Aim of the task:
Return the following rows verbatim, reproducing every one of them without alteration.

Source data:
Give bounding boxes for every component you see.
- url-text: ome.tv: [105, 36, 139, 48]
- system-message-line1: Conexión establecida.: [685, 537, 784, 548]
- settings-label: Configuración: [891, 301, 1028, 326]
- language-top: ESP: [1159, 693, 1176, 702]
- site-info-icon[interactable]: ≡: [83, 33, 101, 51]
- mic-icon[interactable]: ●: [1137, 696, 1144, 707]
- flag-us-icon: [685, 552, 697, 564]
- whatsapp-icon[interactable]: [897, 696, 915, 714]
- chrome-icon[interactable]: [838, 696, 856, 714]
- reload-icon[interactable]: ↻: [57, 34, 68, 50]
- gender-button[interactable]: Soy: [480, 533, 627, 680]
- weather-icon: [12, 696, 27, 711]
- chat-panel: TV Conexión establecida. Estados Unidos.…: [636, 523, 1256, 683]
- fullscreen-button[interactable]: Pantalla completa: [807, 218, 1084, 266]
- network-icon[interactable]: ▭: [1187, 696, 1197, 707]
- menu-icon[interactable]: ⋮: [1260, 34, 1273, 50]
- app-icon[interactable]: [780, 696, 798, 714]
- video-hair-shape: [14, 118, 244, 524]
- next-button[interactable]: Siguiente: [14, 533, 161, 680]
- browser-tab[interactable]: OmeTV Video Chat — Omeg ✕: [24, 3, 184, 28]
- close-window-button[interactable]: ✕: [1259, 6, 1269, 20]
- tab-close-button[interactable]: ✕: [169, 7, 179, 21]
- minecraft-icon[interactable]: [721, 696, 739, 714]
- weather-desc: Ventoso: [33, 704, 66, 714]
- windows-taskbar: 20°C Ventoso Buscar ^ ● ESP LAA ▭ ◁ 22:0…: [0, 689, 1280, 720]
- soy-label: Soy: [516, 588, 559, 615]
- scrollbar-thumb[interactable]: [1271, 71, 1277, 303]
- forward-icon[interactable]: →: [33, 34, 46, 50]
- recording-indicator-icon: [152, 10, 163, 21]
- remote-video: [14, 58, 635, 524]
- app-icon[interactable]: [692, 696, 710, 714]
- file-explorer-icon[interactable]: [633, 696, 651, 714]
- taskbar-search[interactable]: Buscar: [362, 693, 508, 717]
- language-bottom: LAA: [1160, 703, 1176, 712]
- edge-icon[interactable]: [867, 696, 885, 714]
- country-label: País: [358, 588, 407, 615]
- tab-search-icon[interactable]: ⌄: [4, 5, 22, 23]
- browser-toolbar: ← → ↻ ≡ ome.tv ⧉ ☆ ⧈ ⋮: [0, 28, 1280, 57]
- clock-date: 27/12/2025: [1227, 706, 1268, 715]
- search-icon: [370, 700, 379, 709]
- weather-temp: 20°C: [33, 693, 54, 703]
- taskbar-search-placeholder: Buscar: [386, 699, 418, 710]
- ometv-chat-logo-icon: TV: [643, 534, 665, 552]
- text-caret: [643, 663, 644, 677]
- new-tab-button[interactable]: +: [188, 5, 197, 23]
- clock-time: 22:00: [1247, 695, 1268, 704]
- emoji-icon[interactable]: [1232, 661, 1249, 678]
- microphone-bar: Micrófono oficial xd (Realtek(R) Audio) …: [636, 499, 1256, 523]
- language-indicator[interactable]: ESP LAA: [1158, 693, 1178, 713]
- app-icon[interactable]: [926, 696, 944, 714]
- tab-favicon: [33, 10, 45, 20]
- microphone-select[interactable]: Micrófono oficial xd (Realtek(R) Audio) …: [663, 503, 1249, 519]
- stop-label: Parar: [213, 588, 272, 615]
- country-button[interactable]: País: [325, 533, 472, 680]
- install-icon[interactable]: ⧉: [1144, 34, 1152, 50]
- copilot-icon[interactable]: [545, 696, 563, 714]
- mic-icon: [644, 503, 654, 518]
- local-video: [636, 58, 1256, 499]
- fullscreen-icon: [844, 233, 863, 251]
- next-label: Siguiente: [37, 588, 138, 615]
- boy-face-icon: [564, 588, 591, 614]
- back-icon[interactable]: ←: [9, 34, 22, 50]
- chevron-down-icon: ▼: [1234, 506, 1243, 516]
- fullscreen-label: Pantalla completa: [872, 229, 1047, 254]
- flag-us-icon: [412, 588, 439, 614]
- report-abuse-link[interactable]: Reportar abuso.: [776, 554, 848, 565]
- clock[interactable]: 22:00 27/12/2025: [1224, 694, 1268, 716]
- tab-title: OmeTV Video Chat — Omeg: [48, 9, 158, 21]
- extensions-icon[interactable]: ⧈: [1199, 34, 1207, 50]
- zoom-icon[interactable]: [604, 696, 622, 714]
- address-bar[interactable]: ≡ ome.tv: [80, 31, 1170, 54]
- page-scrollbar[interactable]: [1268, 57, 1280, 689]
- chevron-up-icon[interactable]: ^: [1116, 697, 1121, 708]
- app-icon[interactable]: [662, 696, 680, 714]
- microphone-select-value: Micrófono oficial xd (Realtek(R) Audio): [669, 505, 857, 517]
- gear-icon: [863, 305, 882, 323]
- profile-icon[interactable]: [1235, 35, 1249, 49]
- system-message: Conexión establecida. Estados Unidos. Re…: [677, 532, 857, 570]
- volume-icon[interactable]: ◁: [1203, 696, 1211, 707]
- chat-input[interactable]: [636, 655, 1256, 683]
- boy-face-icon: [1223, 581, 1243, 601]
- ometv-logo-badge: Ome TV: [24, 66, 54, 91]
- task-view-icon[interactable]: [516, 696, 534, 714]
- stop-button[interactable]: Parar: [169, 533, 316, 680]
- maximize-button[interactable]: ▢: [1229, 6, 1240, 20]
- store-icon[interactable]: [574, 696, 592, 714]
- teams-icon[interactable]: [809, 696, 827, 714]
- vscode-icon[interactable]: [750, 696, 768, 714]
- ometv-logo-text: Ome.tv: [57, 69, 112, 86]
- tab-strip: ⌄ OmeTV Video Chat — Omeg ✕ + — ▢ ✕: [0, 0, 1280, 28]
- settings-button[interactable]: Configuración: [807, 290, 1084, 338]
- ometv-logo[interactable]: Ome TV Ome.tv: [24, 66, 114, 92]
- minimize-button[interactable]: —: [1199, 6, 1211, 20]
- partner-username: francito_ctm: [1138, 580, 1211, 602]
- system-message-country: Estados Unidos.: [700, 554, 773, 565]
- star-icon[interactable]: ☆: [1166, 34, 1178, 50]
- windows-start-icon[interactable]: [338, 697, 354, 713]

The answer:
Give bounding boxes for every component you see.
- url-text: ome.tv: [105, 36, 139, 48]
- system-message-line1: Conexión establecida.: [685, 537, 784, 548]
- settings-label: Configuración: [891, 301, 1028, 326]
- language-top: ESP: [1159, 693, 1176, 702]
- site-info-icon[interactable]: ≡: [83, 33, 101, 51]
- mic-icon[interactable]: ●: [1137, 696, 1144, 707]
- flag-us-icon: [685, 552, 697, 564]
- whatsapp-icon[interactable]: [897, 696, 915, 714]
- chrome-icon[interactable]: [838, 696, 856, 714]
- reload-icon[interactable]: ↻: [57, 34, 68, 50]
- gender-button[interactable]: Soy: [480, 533, 627, 680]
- weather-icon: [12, 696, 27, 711]
- chat-panel: TV Conexión establecida. Estados Unidos.…: [636, 523, 1256, 683]
- fullscreen-button[interactable]: Pantalla completa: [807, 218, 1084, 266]
- network-icon[interactable]: ▭: [1187, 696, 1197, 707]
- menu-icon[interactable]: ⋮: [1260, 34, 1273, 50]
- app-icon[interactable]: [780, 696, 798, 714]
- video-hair-shape: [14, 118, 244, 524]
- next-button[interactable]: Siguiente: [14, 533, 161, 680]
- browser-tab[interactable]: OmeTV Video Chat — Omeg ✕: [24, 3, 184, 28]
- close-window-button[interactable]: ✕: [1259, 6, 1269, 20]
- tab-close-button[interactable]: ✕: [169, 7, 179, 21]
- minecraft-icon[interactable]: [721, 696, 739, 714]
- weather-desc: Ventoso: [33, 704, 66, 714]
- windows-taskbar: 20°C Ventoso Buscar ^ ● ESP LAA ▭ ◁ 22:0…: [0, 689, 1280, 720]
- soy-label: Soy: [516, 588, 559, 615]
- scrollbar-thumb[interactable]: [1271, 71, 1277, 303]
- forward-icon[interactable]: →: [33, 34, 46, 50]
- recording-indicator-icon: [152, 10, 163, 21]
- remote-video: [14, 58, 635, 524]
- app-icon[interactable]: [692, 696, 710, 714]
- file-explorer-icon[interactable]: [633, 696, 651, 714]
- taskbar-search[interactable]: Buscar: [362, 693, 508, 717]
- language-bottom: LAA: [1160, 703, 1176, 712]
- edge-icon[interactable]: [867, 696, 885, 714]
- country-label: País: [358, 588, 407, 615]
- tab-search-icon[interactable]: ⌄: [4, 5, 22, 23]
- browser-toolbar: ← → ↻ ≡ ome.tv ⧉ ☆ ⧈ ⋮: [0, 28, 1280, 57]
- clock-date: 27/12/2025: [1227, 706, 1268, 715]
- search-icon: [370, 700, 379, 709]
- weather-temp: 20°C: [33, 693, 54, 703]
- taskbar-search-placeholder: Buscar: [386, 699, 418, 710]
- ometv-chat-logo-icon: TV: [643, 534, 665, 552]
- text-caret: [643, 663, 644, 677]
- new-tab-button[interactable]: +: [188, 5, 197, 23]
- clock-time: 22:00: [1247, 695, 1268, 704]
- emoji-icon[interactable]: [1232, 661, 1249, 678]
- microphone-bar: Micrófono oficial xd (Realtek(R) Audio) …: [636, 499, 1256, 523]
- language-indicator[interactable]: ESP LAA: [1158, 693, 1178, 713]
- app-icon[interactable]: [926, 696, 944, 714]
- tab-favicon: [33, 10, 45, 20]
- microphone-select[interactable]: Micrófono oficial xd (Realtek(R) Audio) …: [663, 503, 1249, 519]
- stop-label: Parar: [213, 588, 272, 615]
- country-button[interactable]: País: [325, 533, 472, 680]
- install-icon[interactable]: ⧉: [1144, 34, 1152, 50]
- copilot-icon[interactable]: [545, 696, 563, 714]
- mic-icon: [644, 503, 654, 518]
- local-video: [636, 58, 1256, 499]
- fullscreen-icon: [844, 233, 863, 251]
- next-label: Siguiente: [37, 588, 138, 615]
- boy-face-icon: [564, 588, 591, 614]
- back-icon[interactable]: ←: [9, 34, 22, 50]
- chevron-down-icon: ▼: [1234, 506, 1243, 516]
- fullscreen-label: Pantalla completa: [872, 229, 1047, 254]
- flag-us-icon: [412, 588, 439, 614]
- report-abuse-link[interactable]: Reportar abuso.: [776, 554, 848, 565]
- clock[interactable]: 22:00 27/12/2025: [1224, 694, 1268, 716]
- tab-title: OmeTV Video Chat — Omeg: [48, 9, 158, 21]
- extensions-icon[interactable]: ⧈: [1199, 34, 1207, 50]
- zoom-icon[interactable]: [604, 696, 622, 714]
- address-bar[interactable]: ≡ ome.tv: [80, 31, 1170, 54]
- page-scrollbar[interactable]: [1268, 57, 1280, 689]
- chevron-up-icon[interactable]: ^: [1116, 697, 1121, 708]
- app-icon[interactable]: [662, 696, 680, 714]
- microphone-select-value: Micrófono oficial xd (Realtek(R) Audio): [669, 505, 857, 517]
- gear-icon: [863, 305, 882, 323]
- profile-icon[interactable]: [1235, 35, 1249, 49]
- system-message: Conexión establecida. Estados Unidos. Re…: [677, 532, 857, 570]
- volume-icon[interactable]: ◁: [1203, 696, 1211, 707]
- chat-input[interactable]: [636, 655, 1256, 683]
- boy-face-icon: [1223, 581, 1243, 601]
- ometv-logo-badge: Ome TV: [24, 66, 54, 91]
- task-view-icon[interactable]: [516, 696, 534, 714]
- stop-button[interactable]: Parar: [169, 533, 316, 680]
- maximize-button[interactable]: ▢: [1229, 6, 1240, 20]
- store-icon[interactable]: [574, 696, 592, 714]
- teams-icon[interactable]: [809, 696, 827, 714]
- vscode-icon[interactable]: [750, 696, 768, 714]
- ometv-logo-text: Ome.tv: [57, 69, 112, 86]
- tab-strip: ⌄ OmeTV Video Chat — Omeg ✕ + — ▢ ✕: [0, 0, 1280, 28]
- settings-button[interactable]: Configuración: [807, 290, 1084, 338]
- ometv-logo[interactable]: Ome TV Ome.tv: [24, 66, 114, 92]
- minimize-button[interactable]: —: [1199, 6, 1211, 20]
- partner-username: francito_ctm: [1138, 580, 1211, 602]
- system-message-country: Estados Unidos.: [700, 554, 773, 565]
- star-icon[interactable]: ☆: [1166, 34, 1178, 50]
- windows-start-icon[interactable]: [338, 697, 354, 713]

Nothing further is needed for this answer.